**** Material shown ****
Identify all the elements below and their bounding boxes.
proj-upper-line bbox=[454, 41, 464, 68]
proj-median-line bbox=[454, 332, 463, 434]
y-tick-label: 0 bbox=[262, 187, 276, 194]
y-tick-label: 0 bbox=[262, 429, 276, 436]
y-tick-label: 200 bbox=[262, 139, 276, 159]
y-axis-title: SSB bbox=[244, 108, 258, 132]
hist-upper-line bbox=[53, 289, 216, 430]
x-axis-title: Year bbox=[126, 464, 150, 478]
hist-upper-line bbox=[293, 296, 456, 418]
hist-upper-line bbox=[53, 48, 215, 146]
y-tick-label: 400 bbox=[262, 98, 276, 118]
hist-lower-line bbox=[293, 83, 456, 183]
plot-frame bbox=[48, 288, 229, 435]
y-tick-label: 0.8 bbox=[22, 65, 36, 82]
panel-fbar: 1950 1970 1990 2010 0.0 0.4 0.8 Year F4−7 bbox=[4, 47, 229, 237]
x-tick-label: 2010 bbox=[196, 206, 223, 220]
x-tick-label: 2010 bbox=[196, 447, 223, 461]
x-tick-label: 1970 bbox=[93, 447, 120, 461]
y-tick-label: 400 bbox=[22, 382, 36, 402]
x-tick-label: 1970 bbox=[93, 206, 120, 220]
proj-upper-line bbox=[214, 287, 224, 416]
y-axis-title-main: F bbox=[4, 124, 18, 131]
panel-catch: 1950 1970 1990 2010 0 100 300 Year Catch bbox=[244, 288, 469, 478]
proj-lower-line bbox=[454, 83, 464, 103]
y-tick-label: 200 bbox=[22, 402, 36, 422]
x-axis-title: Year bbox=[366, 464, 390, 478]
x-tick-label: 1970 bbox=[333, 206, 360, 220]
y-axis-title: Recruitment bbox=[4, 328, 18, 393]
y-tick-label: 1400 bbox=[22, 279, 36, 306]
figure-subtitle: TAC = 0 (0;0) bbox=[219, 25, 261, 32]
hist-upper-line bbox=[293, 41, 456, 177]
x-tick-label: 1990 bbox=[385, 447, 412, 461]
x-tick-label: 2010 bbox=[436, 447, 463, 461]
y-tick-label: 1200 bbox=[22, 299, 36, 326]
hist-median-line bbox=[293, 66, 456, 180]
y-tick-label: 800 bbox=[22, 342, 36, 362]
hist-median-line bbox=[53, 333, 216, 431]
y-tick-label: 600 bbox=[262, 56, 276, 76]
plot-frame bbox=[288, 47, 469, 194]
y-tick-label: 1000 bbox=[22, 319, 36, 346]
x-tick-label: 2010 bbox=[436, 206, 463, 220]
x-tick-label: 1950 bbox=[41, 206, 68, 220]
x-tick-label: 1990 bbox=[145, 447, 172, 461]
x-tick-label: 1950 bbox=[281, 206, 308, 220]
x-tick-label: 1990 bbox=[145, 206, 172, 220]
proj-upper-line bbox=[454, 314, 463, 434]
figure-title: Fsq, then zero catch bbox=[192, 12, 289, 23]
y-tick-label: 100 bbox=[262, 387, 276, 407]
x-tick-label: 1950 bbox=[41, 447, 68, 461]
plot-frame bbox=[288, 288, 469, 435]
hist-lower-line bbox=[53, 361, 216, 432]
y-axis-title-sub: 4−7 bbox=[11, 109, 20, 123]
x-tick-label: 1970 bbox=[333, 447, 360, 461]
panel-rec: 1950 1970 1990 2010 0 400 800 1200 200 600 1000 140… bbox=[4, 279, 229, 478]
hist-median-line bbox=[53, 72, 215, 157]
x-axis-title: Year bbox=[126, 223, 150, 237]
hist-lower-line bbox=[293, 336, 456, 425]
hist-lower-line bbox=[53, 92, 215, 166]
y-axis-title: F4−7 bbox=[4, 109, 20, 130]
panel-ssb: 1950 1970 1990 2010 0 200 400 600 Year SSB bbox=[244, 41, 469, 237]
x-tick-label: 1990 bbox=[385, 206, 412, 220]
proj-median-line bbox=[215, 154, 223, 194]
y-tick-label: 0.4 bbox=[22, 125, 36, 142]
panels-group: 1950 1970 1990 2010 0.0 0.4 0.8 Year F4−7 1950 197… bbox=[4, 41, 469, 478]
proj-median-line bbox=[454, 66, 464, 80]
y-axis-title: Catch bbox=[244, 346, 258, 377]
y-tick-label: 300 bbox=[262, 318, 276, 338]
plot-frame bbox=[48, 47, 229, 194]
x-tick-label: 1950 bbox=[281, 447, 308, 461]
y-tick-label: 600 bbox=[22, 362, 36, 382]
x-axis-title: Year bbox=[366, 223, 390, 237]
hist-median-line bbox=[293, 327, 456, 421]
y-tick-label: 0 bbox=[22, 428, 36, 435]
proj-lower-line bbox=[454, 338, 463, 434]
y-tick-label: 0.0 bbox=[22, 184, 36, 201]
****
Render the stretch of the listing above, from its start through the line containing "proj-upper-line bbox=[214, 287, 224, 416]", as a Markdown table with the columns Row and Content. Give one numbered row per line and omit blank lines.

**Answer to this problem:**
| Row | Content |
|---|---|
| 1 | Identify all the elements below and their bounding boxes. |
| 2 | proj-upper-line bbox=[454, 41, 464, 68] |
| 3 | proj-median-line bbox=[454, 332, 463, 434] |
| 4 | y-tick-label: 0 bbox=[262, 187, 276, 194] |
| 5 | y-tick-label: 0 bbox=[262, 429, 276, 436] |
| 6 | y-tick-label: 200 bbox=[262, 139, 276, 159] |
| 7 | y-axis-title: SSB bbox=[244, 108, 258, 132] |
| 8 | hist-upper-line bbox=[53, 289, 216, 430] |
| 9 | x-axis-title: Year bbox=[126, 464, 150, 478] |
| 10 | hist-upper-line bbox=[293, 296, 456, 418] |
| 11 | hist-upper-line bbox=[53, 48, 215, 146] |
| 12 | y-tick-label: 400 bbox=[262, 98, 276, 118] |
| 13 | hist-lower-line bbox=[293, 83, 456, 183] |
| 14 | plot-frame bbox=[48, 288, 229, 435] |
| 15 | y-tick-label: 0.8 bbox=[22, 65, 36, 82] |
| 16 | panel-fbar: 1950 1970 1990 2010 0.0 0.4 0.8 Year F4−7 bbox=[4, 47, 229, 237] |
| 17 | x-tick-label: 2010 bbox=[196, 206, 223, 220] |
| 18 | x-tick-label: 2010 bbox=[196, 447, 223, 461] |
| 19 | x-tick-label: 1970 bbox=[93, 447, 120, 461] |
| 20 | y-tick-label: 400 bbox=[22, 382, 36, 402] |
| 21 | x-tick-label: 1970 bbox=[93, 206, 120, 220] |
| 22 | proj-upper-line bbox=[214, 287, 224, 416] |